Given task A: List every R package that the post on bootstrapped stepwise regression loads with a library() call.
Given task B: Retype the post on bootstrapped stepwise regression from the words "# Run bootstrapped" up to and including the words "alpha = 5%)", changing nothing.

** BEGIN Text provided **

Visualizing Bootrapped Stepwise Regression in R using Plotly

[This article was first published on R – Modern Data, and kindly contributed to R-bloggers]. (You can report issue about the content on this page here)
Want to share your content on R-bloggers? click here if you have a blog, or here if you don't.

We all have used stepwise regression at some point. Stepwise regression is known to be sensitive to initial inputs. One way to mitigate this sensitivity is to repeatedly run stepwise regression on bootstrap samples.

R has a nice package called bootStepAIC() which (from its description) “Implements a Bootstrap procedure to investigate the variability of model selection under the stepAIC() stepwise algorithm of package MASS.

It provides a lot of information as an output and sometimes it can get challenging to keep track of all of this information especially if there are a lot of covariates. In this post we’ll try to come up with a simple visualization aimed at summarizing the output from the function boot.stepAIC().

Running boot.stepAIC()

Using the boot.stepAIC() is fairly simple. Just input an already fitted lm/glm model and th associated dataset.

We’ll use the BostonHousing dataset from the mlbench package. More details here

library(bootStepAIC)
library(plotly)
library(mlbench)

# Load Boston housing dataset
data("BostonHousing")

# Fit Linear regression model
fit <- lm(crim ~ ., data = BostonHousing)

# Run bootstrapped stepwise regression
fit.boot <- boot.stepAIC(fit, data = BostonHousing, B = 100) # That's it !

Collecting required information

The output from boot.stepAIC() contains the following. Note that each output is shown as a percentage (based on the total number of bootstrapped samples)

  • No of times a covariate was featured in the final model from stepAIC()
  • No of times a covariate’s coefficient sign was positive / negative
  • No of times a covariate was statistically significant (default at alpha = 5%)

We’ll collect all of this information first and create data frames so as to make charting easier later on.

Note that in this particualr example there is a variable by the name chas which is a factor with levels 0 and 1. R renames the variable as chas1 by default.

# Extract data
nBoot <- summary(fit.boot)[8,1]
origModel <- paste(names(coef(fit.boot$OrigModel)), collapse = " + ")
stepModel <- paste(names(coef(fit.boot$OrigStepAIC)), collapse = " + ")

# Names of covariates
covariates <- rownames(fit.boot$Covariates)
nCovariates <- length(covariates)

** END Text provided **
** BEGIN Items **

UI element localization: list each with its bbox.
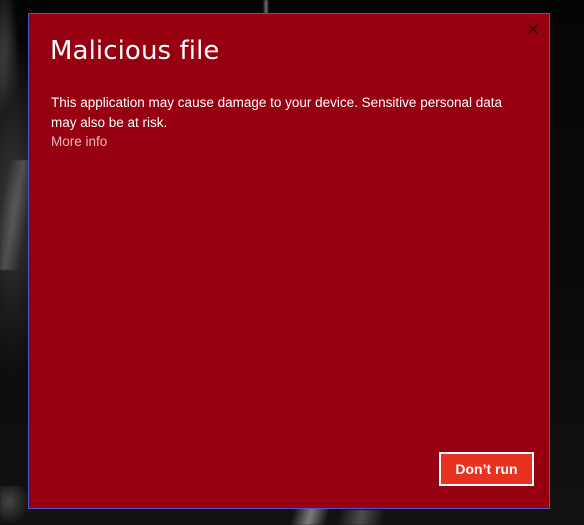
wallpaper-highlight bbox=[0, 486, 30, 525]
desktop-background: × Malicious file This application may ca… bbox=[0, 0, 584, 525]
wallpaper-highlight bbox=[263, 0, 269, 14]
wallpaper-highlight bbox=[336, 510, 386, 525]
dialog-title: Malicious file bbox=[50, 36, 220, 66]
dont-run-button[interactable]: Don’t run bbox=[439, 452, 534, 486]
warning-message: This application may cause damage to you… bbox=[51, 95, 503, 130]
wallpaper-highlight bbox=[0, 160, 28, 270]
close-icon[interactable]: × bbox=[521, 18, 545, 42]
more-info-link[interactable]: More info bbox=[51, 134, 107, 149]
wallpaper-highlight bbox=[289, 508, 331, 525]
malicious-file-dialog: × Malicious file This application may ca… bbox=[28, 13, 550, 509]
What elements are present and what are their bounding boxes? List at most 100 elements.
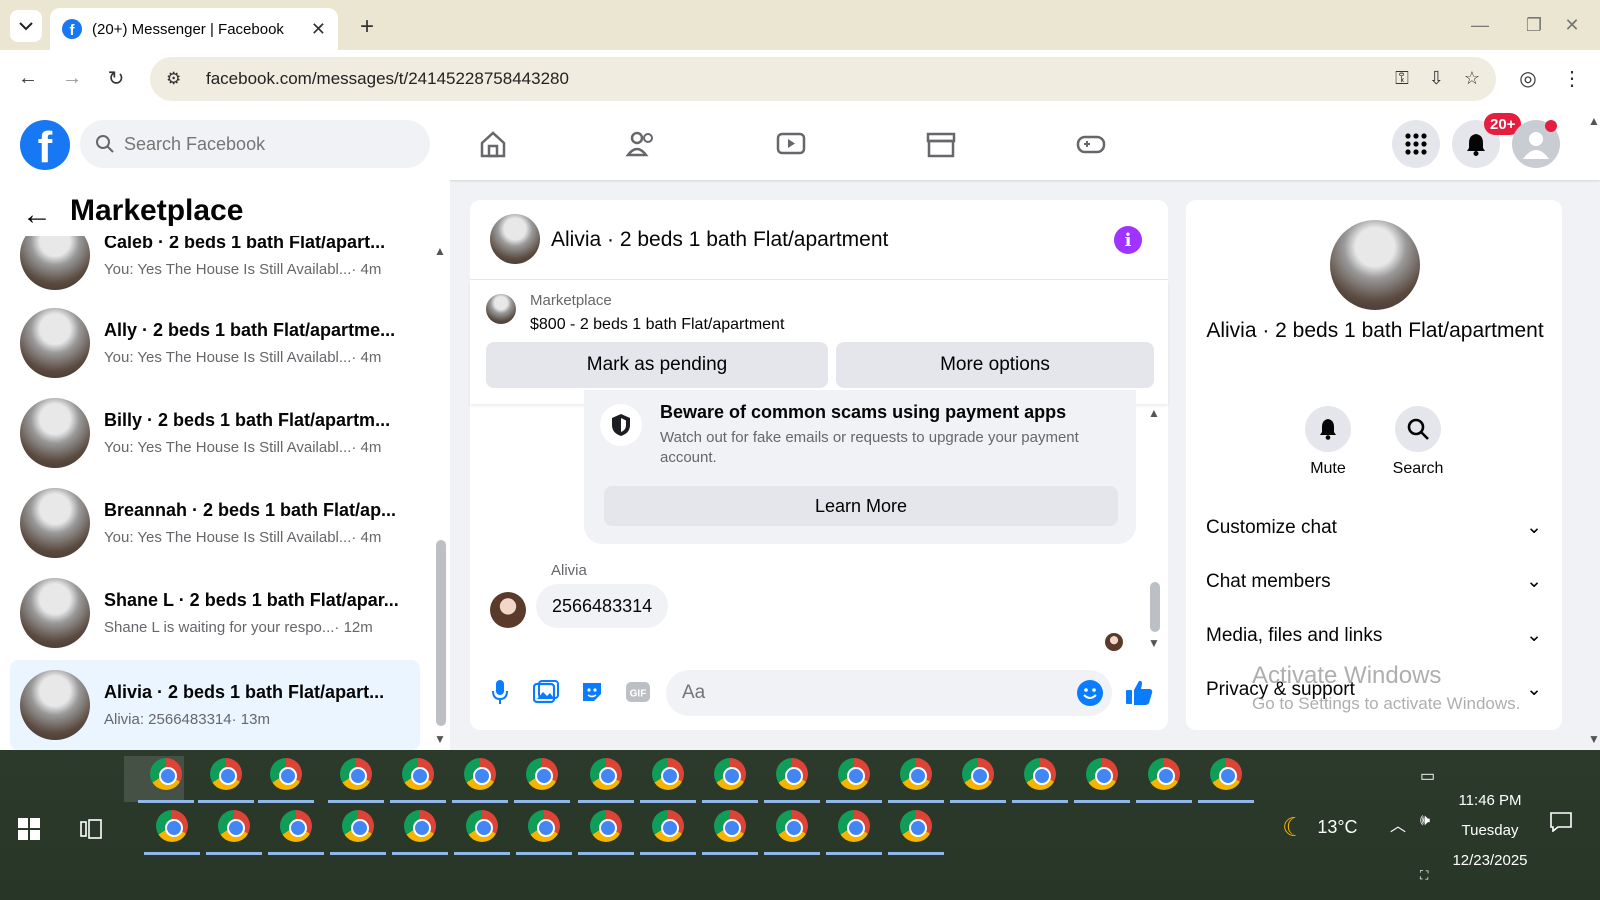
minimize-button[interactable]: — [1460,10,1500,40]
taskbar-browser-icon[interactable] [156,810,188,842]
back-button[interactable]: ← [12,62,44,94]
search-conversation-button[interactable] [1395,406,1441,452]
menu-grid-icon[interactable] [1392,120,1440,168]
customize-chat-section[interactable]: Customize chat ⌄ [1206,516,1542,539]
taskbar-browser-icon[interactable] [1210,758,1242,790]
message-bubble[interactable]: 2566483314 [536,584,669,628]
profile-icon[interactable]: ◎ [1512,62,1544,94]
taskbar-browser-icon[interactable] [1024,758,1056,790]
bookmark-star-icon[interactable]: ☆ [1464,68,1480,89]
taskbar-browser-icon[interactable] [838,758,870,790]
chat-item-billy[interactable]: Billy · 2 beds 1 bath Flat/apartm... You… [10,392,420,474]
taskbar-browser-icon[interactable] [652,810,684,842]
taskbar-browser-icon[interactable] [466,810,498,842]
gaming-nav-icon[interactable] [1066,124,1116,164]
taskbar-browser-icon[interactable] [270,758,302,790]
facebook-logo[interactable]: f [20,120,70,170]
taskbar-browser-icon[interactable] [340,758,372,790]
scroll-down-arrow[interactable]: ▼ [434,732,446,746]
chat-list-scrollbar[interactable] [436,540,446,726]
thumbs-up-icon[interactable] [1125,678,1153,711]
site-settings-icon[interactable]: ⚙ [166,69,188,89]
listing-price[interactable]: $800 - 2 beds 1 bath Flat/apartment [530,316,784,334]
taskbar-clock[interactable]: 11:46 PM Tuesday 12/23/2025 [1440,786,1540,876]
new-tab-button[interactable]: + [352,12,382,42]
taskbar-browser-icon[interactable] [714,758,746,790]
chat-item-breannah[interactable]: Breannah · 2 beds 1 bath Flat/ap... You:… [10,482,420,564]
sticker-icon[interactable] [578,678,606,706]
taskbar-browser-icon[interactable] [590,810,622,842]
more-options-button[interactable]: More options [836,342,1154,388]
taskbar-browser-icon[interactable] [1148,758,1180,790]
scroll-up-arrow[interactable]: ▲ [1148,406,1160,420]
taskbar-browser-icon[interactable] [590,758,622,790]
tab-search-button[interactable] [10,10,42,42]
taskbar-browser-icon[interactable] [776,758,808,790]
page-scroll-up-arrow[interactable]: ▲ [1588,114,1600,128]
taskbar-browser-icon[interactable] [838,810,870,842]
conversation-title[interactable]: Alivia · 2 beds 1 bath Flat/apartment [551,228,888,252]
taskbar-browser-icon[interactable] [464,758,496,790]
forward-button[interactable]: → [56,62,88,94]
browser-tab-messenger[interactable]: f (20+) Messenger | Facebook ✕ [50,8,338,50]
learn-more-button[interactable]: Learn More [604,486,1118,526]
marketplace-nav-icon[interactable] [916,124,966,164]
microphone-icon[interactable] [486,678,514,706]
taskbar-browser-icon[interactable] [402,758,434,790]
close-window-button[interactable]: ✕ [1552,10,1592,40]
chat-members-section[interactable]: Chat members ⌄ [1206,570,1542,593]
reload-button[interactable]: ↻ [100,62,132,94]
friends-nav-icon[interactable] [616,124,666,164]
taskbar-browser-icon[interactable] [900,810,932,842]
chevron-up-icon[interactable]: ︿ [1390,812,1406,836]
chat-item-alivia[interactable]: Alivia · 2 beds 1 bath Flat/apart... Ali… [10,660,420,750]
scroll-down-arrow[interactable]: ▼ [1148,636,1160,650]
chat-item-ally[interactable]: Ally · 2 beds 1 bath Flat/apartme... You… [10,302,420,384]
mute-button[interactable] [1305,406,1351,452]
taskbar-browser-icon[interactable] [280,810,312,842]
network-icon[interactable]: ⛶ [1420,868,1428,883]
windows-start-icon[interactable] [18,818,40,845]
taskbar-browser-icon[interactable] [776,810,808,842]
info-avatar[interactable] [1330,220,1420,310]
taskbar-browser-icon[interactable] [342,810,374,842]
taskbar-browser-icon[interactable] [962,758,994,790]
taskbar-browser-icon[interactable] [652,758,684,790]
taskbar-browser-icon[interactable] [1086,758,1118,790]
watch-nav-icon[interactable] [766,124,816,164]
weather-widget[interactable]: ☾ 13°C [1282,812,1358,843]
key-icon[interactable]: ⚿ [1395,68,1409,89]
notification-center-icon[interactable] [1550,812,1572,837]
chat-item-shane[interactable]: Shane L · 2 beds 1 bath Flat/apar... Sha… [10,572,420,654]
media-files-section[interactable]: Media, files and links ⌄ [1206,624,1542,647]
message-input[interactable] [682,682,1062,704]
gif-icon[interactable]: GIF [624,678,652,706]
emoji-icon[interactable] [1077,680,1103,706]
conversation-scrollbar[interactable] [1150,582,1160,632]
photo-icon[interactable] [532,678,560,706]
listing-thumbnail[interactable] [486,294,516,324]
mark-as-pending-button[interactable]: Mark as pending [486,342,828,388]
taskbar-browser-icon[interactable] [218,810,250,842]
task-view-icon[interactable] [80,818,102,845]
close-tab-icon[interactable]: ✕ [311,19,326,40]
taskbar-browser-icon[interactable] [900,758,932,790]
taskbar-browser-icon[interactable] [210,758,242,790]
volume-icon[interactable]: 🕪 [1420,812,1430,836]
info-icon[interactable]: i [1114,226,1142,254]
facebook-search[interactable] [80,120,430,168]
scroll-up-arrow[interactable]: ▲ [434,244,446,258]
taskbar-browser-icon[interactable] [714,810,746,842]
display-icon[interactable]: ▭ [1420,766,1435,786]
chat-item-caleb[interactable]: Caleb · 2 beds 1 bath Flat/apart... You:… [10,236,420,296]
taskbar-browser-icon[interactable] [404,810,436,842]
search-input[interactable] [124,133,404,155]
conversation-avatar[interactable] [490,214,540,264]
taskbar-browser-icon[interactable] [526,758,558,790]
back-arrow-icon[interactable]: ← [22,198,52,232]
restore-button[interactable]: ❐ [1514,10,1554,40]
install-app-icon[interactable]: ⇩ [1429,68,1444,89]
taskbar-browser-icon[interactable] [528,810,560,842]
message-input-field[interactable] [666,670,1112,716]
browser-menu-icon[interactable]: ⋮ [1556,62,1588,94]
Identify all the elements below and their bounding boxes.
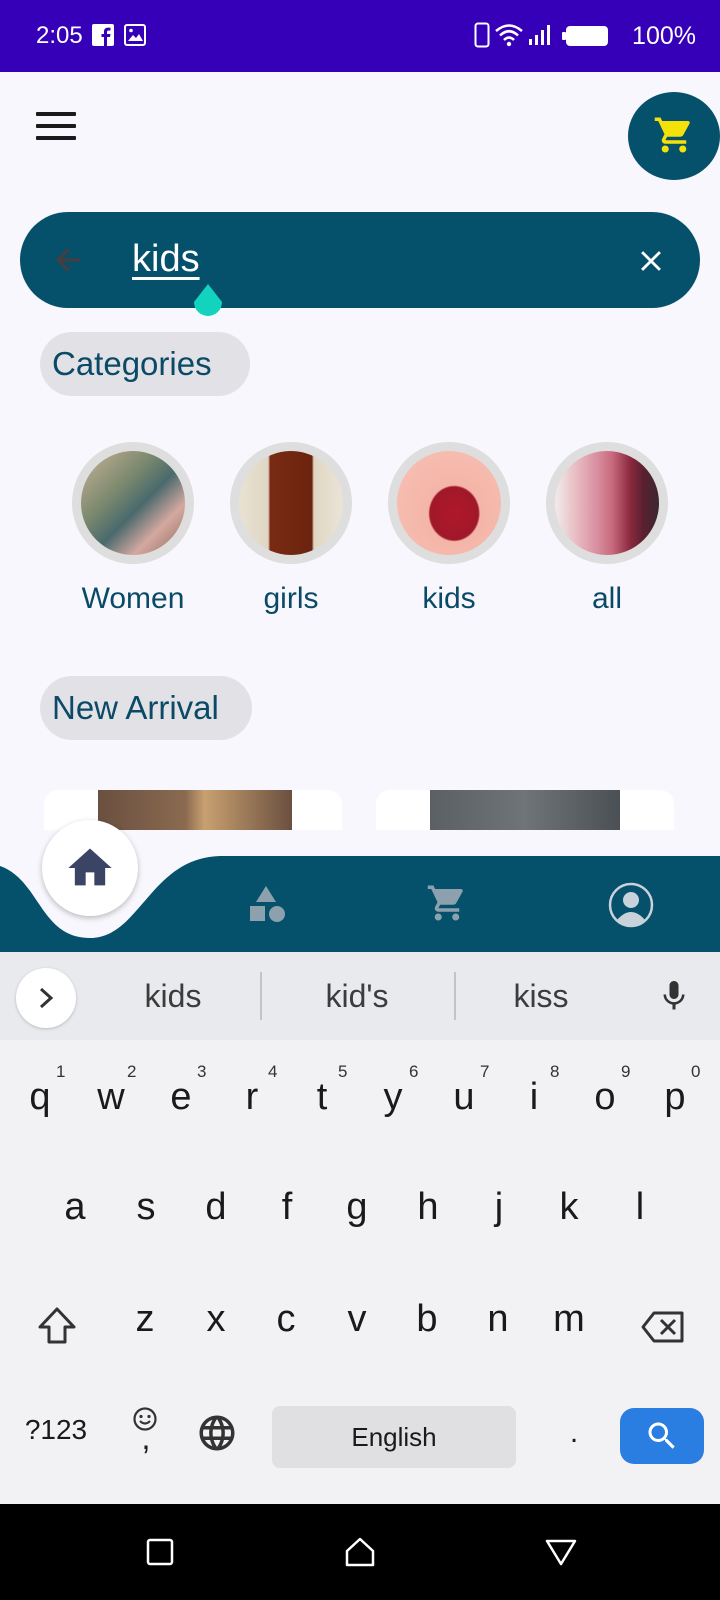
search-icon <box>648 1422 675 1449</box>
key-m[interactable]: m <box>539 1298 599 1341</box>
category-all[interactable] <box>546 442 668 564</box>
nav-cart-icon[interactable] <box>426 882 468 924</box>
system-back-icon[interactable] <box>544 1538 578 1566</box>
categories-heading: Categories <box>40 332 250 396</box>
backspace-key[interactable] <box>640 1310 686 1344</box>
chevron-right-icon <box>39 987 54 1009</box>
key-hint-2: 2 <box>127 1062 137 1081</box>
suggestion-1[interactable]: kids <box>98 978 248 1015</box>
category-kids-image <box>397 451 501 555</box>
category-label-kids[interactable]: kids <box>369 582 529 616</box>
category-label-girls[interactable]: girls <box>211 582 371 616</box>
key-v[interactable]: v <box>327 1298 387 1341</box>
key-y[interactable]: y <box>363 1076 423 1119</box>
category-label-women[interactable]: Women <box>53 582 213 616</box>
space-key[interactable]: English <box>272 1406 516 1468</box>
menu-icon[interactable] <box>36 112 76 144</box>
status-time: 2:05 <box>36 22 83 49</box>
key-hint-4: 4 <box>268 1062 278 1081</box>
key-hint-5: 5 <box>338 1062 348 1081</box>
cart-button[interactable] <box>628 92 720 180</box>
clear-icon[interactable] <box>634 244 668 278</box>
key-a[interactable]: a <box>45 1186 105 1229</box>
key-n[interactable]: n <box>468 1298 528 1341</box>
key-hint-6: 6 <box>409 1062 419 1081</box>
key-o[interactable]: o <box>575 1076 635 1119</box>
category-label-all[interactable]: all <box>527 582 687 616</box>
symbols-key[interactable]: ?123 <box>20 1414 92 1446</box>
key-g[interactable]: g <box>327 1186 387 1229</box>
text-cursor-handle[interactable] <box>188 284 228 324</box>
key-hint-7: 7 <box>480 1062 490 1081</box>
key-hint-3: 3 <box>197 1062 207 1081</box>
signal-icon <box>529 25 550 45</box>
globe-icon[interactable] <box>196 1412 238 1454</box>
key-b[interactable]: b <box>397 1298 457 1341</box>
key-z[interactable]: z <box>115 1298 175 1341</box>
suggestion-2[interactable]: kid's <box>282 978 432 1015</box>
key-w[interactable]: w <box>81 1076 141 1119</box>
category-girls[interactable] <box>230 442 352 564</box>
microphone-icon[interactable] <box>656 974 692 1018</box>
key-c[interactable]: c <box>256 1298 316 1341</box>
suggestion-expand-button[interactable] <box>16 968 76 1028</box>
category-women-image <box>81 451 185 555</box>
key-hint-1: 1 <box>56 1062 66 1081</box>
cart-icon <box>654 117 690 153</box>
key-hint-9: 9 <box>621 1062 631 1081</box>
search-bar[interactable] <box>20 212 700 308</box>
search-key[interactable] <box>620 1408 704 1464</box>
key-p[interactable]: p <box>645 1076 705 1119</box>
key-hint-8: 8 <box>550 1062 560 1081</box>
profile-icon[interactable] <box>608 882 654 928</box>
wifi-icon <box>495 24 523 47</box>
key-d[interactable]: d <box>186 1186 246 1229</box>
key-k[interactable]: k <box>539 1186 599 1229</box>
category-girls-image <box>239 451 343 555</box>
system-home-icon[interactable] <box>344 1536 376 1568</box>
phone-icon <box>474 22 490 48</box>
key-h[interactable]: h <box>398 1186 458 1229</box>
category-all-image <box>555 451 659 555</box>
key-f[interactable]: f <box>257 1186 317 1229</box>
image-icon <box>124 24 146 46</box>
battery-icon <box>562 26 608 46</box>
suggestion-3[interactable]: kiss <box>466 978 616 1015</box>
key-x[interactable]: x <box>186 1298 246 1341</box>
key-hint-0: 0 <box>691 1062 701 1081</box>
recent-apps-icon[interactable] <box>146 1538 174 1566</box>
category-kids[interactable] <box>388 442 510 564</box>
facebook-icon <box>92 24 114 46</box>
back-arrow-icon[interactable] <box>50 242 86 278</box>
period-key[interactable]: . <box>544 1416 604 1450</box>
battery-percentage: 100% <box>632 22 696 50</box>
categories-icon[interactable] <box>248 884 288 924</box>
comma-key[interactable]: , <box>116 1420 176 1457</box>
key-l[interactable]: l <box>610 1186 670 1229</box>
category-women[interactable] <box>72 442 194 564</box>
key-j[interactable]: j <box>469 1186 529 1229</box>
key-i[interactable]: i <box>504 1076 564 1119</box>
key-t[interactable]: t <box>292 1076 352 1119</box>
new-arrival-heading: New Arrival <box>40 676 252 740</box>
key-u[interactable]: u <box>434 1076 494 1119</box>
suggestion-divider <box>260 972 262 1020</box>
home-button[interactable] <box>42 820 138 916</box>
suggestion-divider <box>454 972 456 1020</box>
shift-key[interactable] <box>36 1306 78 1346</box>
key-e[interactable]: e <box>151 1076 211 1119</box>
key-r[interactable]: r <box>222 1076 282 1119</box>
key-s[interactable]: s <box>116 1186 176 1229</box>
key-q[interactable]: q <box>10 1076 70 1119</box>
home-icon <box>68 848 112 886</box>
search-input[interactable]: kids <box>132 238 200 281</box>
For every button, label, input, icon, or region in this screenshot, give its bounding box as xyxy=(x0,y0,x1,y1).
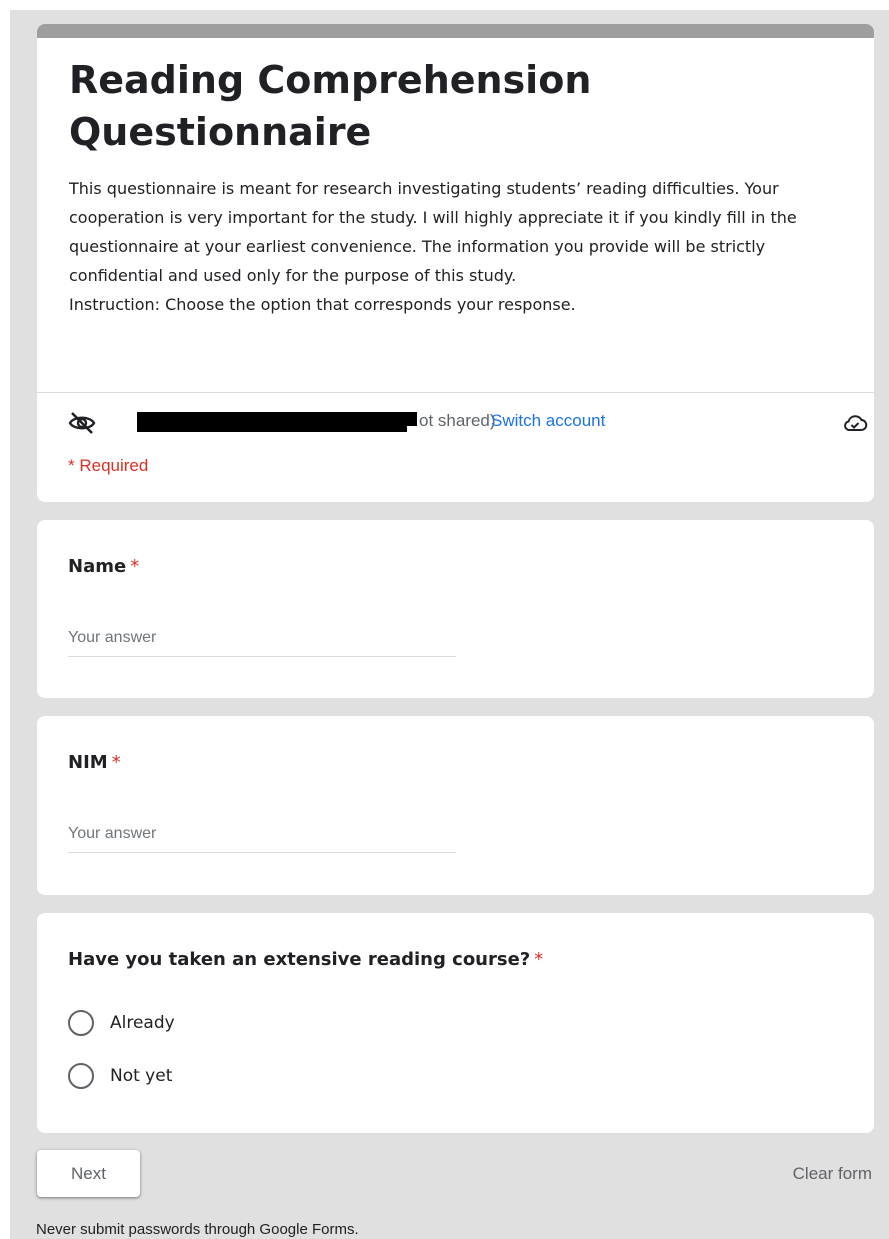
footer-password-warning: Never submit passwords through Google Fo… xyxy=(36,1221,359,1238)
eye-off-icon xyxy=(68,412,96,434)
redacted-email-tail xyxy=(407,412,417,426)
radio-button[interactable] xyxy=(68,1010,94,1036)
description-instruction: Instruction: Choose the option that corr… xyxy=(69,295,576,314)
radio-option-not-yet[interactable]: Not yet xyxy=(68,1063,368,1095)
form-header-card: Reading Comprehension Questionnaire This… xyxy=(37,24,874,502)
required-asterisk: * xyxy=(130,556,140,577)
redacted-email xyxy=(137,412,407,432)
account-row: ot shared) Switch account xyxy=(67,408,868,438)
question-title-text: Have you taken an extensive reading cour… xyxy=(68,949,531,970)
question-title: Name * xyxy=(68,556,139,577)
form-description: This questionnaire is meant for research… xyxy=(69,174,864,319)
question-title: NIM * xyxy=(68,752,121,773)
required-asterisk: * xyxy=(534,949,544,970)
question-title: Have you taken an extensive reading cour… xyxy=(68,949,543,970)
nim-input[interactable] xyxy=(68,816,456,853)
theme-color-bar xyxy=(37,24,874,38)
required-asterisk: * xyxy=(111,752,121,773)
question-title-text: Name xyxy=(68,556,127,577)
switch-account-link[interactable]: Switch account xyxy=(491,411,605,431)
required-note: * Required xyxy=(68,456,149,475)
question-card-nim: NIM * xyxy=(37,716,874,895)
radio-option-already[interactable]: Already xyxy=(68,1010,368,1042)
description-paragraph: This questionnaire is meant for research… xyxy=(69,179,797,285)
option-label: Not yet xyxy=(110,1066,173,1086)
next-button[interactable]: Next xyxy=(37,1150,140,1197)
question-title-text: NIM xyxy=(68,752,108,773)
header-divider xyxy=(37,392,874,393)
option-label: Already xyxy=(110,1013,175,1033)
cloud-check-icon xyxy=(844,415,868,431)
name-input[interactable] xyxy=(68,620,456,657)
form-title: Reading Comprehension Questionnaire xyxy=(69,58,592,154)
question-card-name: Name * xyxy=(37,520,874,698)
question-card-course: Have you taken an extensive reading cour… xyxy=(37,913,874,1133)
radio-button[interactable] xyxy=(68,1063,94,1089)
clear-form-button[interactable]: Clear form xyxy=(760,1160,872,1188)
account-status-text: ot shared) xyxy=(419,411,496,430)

** END Items **

Response A: bootStepAIC, plotly, mlbench

Response B:
# Run bootstrapped stepwise regression
fit.boot <- boot.stepAIC(fit, data = BostonHousing, B = 100) # That's it !

Collecting required information

The output from boot.stepAIC() contains the following. Note that each output is shown as a percentage (based on the total number of bootstrapped samples)

  • No of times a covariate was featured in the final model from stepAIC()
  • No of times a covariate’s coefficient sign was positive / negative
  • No of times a covariate was statistically significant (default at alpha = 5%)